Task requirements | Scan the material and copy every line in which "Output" appears.

Entries provided |
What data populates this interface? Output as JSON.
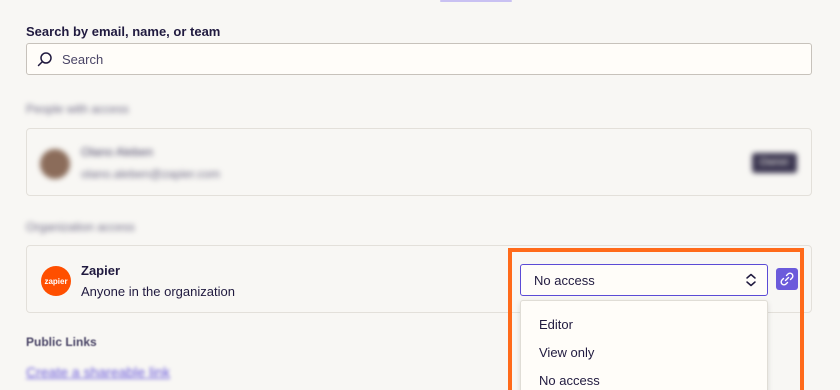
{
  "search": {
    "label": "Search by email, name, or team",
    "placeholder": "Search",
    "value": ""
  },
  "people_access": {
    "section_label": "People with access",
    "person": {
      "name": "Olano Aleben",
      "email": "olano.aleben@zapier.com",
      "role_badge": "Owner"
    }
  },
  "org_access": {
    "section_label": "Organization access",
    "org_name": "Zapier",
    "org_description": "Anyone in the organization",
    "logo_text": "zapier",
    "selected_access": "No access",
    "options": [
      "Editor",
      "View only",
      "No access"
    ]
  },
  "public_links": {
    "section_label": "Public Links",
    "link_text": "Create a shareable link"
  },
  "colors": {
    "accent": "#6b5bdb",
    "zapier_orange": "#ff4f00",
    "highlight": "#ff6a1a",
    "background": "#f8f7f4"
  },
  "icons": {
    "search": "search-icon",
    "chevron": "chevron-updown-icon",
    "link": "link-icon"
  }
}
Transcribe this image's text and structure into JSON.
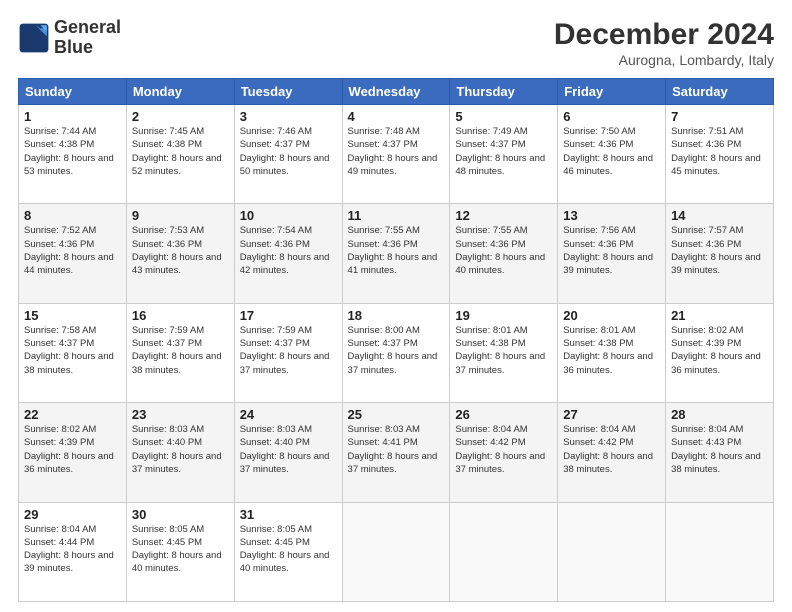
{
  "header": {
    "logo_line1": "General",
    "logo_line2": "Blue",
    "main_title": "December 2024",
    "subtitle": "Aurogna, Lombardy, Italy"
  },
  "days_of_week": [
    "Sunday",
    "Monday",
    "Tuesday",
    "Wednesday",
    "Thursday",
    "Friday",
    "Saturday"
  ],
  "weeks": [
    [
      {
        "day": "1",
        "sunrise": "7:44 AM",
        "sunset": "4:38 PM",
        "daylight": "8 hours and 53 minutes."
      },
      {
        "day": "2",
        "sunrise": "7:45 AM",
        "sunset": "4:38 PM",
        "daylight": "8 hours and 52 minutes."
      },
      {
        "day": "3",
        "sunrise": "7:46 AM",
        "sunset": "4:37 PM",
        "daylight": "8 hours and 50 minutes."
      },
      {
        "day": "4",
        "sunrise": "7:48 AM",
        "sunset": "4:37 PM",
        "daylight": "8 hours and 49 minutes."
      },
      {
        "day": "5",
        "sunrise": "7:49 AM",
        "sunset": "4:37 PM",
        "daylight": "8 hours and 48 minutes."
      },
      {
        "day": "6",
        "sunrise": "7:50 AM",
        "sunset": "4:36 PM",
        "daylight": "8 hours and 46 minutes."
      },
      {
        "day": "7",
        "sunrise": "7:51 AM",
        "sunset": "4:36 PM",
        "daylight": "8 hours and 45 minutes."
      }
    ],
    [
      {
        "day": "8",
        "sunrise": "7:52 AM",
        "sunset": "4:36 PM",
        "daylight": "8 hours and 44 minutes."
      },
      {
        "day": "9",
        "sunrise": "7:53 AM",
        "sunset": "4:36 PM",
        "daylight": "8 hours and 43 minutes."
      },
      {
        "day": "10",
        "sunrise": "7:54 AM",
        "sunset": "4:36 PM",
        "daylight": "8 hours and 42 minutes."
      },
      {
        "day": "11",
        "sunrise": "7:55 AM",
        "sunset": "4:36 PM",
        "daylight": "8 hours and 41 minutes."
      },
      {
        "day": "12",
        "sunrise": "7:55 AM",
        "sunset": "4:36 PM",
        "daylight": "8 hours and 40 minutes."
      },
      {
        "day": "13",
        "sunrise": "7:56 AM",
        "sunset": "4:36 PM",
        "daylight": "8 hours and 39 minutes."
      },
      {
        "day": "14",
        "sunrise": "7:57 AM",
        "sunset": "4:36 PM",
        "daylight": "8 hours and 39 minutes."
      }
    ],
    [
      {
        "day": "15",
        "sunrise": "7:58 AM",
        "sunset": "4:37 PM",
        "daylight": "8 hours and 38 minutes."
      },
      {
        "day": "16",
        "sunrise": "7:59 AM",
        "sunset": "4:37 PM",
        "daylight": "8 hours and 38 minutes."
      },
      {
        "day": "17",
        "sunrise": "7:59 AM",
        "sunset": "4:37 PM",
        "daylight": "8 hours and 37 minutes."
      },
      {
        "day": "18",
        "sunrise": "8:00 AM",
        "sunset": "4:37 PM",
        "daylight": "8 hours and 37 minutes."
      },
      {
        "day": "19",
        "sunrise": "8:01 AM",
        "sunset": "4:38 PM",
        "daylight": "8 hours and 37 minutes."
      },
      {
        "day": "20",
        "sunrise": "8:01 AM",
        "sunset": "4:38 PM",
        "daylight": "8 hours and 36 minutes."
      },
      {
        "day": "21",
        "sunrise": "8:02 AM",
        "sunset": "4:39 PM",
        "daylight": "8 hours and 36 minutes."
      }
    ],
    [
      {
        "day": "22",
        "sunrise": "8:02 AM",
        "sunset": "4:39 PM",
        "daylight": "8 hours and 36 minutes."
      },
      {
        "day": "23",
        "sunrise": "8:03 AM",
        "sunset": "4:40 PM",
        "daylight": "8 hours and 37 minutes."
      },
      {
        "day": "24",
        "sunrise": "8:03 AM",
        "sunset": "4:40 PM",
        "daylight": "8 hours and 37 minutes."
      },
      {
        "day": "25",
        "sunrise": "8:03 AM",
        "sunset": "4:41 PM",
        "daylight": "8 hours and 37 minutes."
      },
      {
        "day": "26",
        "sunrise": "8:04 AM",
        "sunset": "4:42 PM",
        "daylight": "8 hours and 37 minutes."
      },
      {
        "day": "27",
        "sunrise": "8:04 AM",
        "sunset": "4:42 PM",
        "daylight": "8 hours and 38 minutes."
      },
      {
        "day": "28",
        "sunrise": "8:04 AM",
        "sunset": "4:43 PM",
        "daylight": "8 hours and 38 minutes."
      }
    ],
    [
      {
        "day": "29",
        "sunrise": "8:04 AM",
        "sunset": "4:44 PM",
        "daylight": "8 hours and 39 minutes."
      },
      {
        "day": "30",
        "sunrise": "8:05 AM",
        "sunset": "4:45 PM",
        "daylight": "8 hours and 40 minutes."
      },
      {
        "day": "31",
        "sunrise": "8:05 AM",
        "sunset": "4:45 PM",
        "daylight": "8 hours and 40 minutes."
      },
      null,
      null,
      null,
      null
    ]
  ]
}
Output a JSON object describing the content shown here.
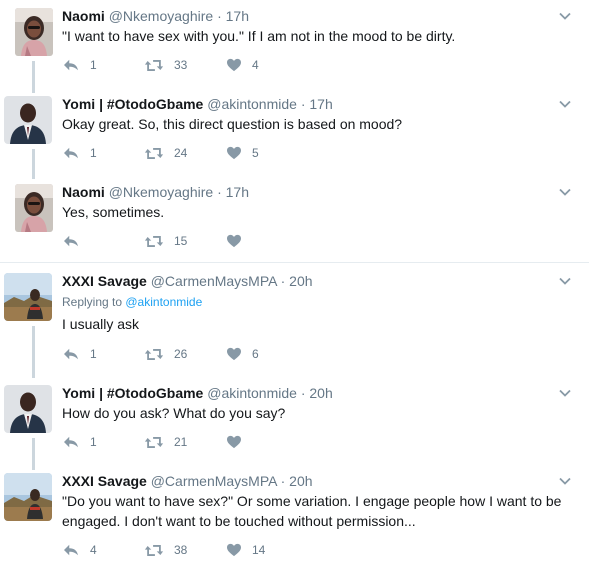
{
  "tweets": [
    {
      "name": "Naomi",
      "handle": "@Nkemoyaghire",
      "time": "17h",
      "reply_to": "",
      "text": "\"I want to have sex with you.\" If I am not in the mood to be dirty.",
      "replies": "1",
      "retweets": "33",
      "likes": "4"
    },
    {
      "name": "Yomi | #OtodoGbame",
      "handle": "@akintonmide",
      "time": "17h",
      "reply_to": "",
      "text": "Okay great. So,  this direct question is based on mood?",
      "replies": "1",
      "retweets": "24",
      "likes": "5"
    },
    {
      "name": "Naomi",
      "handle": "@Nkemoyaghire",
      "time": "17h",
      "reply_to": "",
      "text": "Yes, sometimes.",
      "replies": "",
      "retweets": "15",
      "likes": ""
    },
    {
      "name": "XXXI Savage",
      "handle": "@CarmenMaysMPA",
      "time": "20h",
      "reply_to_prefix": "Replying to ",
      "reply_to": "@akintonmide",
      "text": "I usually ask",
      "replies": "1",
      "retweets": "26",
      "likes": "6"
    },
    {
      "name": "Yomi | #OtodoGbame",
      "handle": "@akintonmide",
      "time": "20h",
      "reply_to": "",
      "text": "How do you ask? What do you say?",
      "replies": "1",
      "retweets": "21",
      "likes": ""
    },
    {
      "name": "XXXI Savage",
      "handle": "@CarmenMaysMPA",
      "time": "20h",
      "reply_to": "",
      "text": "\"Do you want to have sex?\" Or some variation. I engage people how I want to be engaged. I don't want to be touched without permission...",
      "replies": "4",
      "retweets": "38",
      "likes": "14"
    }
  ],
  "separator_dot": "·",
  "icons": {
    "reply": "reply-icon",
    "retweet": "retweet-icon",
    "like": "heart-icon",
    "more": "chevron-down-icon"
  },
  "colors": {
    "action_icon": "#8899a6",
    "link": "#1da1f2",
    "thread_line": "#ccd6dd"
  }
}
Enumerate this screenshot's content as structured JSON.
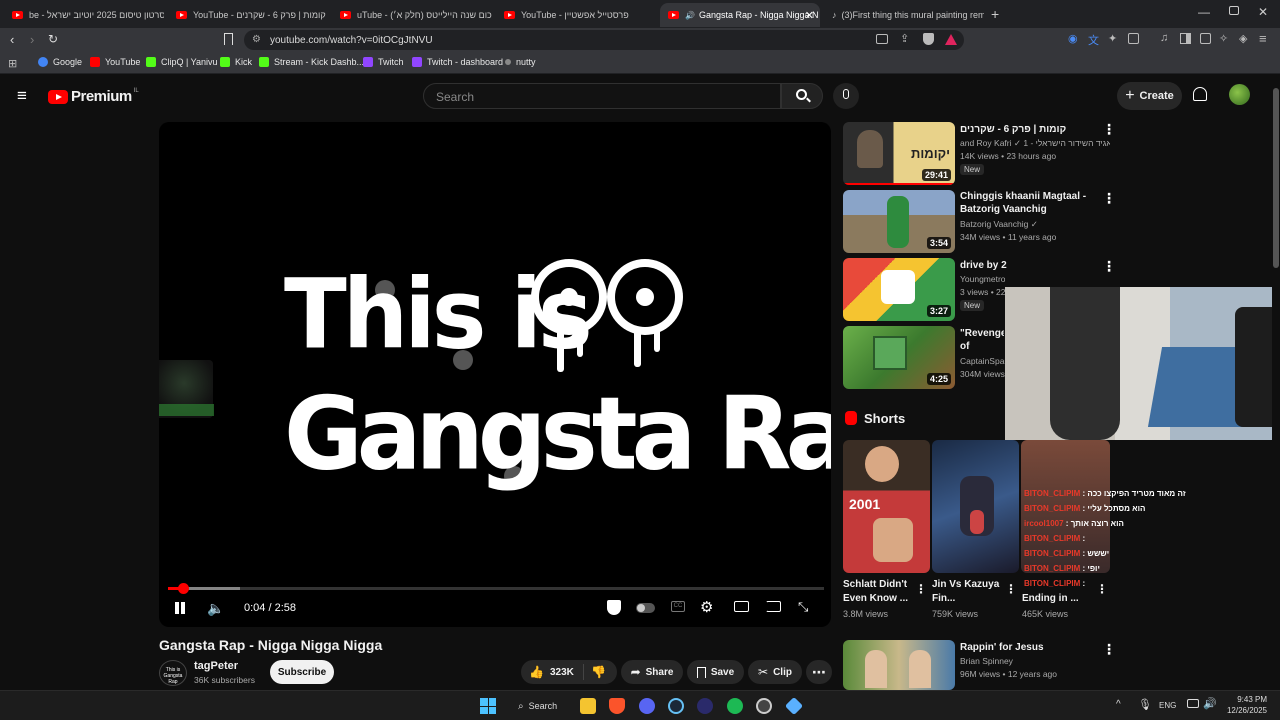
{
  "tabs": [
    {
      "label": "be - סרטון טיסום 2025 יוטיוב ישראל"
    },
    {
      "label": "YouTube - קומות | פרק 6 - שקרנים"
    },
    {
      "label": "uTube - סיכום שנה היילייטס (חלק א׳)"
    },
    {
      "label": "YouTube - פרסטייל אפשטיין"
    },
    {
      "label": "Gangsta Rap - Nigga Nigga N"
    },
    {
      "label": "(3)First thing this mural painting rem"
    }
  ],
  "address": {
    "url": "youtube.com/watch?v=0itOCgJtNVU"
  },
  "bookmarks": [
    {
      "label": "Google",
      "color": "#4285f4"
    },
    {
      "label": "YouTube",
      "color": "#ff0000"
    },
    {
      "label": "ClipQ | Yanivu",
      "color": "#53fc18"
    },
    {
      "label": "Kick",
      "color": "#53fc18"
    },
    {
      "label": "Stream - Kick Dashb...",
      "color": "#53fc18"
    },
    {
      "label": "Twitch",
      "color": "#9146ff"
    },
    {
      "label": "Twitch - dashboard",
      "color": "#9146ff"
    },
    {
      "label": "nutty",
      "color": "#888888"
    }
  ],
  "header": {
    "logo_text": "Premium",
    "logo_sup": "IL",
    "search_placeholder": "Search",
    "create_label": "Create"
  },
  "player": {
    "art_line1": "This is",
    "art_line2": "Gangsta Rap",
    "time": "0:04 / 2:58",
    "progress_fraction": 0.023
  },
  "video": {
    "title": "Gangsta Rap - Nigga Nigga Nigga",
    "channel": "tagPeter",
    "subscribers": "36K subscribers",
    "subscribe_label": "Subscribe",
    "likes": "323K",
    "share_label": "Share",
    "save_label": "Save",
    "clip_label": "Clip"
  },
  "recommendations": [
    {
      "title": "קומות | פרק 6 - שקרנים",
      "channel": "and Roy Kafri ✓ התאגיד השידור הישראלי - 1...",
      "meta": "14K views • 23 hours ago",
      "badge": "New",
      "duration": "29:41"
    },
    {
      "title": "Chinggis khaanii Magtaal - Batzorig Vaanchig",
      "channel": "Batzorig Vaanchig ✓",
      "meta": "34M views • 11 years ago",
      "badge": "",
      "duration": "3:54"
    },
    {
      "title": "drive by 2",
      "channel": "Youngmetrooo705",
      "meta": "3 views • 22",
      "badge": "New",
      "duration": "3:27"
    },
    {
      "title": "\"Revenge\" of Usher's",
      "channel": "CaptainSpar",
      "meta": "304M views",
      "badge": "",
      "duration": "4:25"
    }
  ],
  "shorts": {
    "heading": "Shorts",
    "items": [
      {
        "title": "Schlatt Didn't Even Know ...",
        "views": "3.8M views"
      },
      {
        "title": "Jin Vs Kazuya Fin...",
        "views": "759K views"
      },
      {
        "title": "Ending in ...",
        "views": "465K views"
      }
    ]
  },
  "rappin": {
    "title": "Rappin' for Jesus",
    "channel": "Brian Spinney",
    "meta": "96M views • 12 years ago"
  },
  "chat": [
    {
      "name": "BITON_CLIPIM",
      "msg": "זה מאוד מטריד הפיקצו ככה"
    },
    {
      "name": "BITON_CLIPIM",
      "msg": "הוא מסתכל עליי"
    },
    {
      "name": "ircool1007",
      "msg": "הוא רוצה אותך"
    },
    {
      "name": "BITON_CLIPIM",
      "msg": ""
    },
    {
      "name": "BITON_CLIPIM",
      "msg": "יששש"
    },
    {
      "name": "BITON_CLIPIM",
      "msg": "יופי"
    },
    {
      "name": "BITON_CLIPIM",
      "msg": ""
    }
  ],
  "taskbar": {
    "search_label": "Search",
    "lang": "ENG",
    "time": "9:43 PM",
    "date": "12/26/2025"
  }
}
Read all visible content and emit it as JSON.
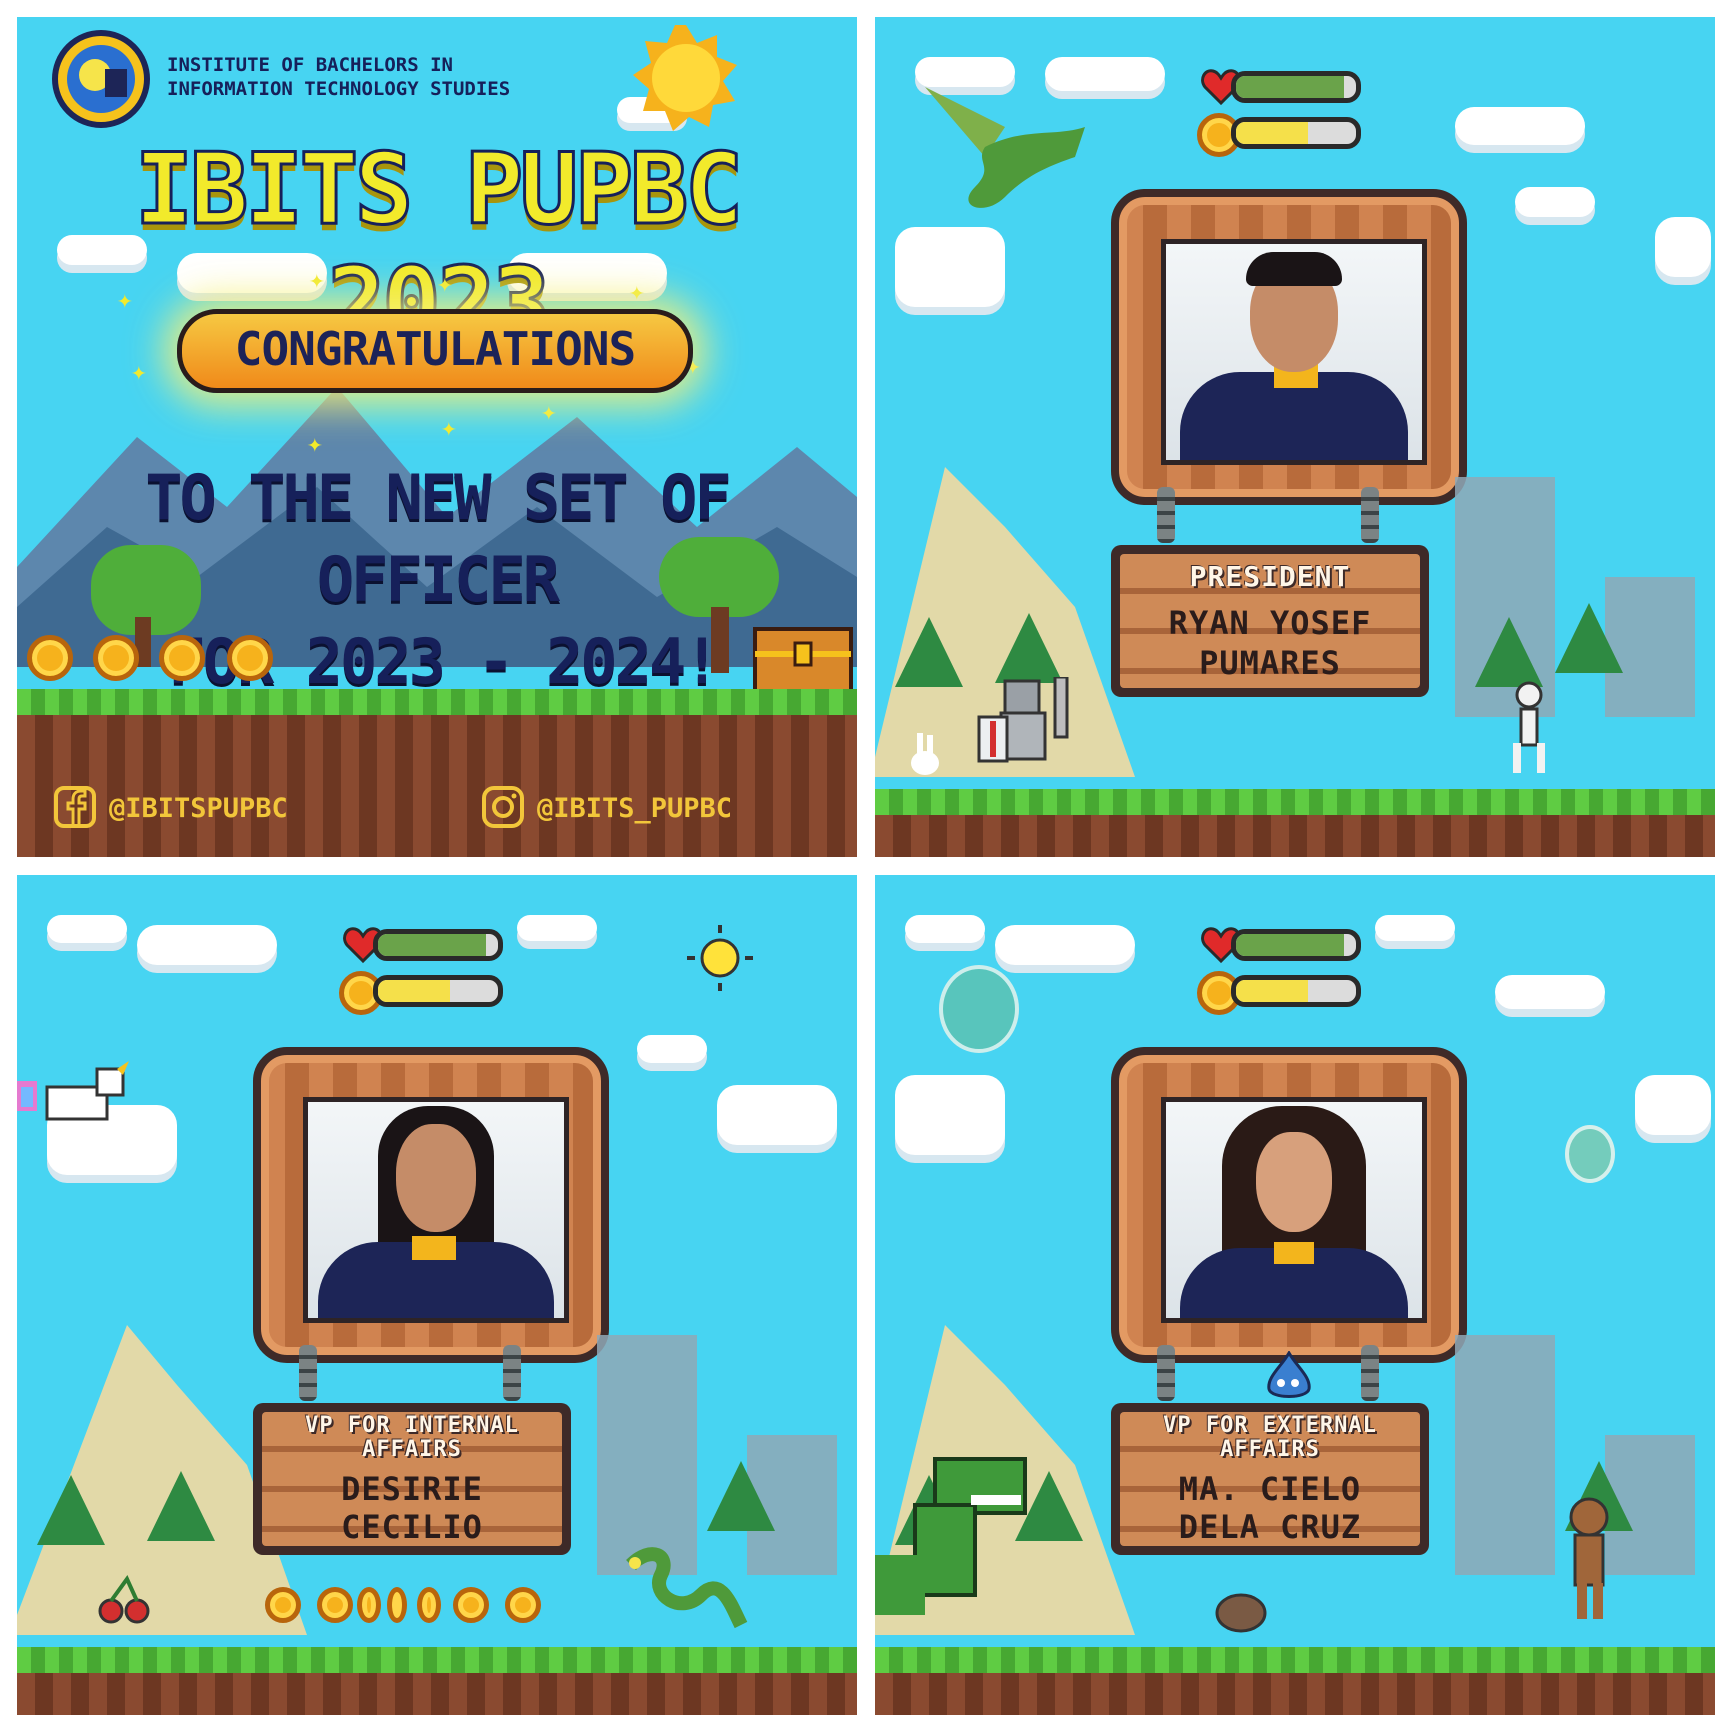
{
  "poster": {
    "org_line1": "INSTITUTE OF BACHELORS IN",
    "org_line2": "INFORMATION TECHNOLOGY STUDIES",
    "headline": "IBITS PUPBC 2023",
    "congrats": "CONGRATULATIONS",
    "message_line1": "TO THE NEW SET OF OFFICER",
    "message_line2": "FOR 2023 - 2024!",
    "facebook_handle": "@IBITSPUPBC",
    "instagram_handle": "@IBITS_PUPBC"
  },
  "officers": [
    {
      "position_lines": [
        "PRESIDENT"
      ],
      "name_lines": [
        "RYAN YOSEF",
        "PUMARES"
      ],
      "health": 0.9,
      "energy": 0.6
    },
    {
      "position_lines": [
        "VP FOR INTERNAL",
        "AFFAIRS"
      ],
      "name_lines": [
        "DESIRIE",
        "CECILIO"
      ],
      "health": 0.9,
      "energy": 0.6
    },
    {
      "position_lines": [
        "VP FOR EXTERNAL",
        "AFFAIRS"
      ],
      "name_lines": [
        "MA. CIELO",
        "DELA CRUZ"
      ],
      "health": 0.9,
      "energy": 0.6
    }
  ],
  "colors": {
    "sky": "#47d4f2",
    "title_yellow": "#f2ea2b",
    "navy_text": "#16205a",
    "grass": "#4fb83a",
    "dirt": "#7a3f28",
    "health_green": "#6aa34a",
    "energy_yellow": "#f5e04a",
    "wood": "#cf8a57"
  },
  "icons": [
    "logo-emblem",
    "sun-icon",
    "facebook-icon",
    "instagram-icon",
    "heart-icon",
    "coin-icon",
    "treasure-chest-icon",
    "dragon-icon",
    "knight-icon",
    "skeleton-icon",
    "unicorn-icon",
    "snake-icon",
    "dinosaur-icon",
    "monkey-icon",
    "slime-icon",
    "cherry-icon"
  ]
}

Answer to the problem |
What data populates this interface? Output as JSON.
Output a JSON object describing the content shown here.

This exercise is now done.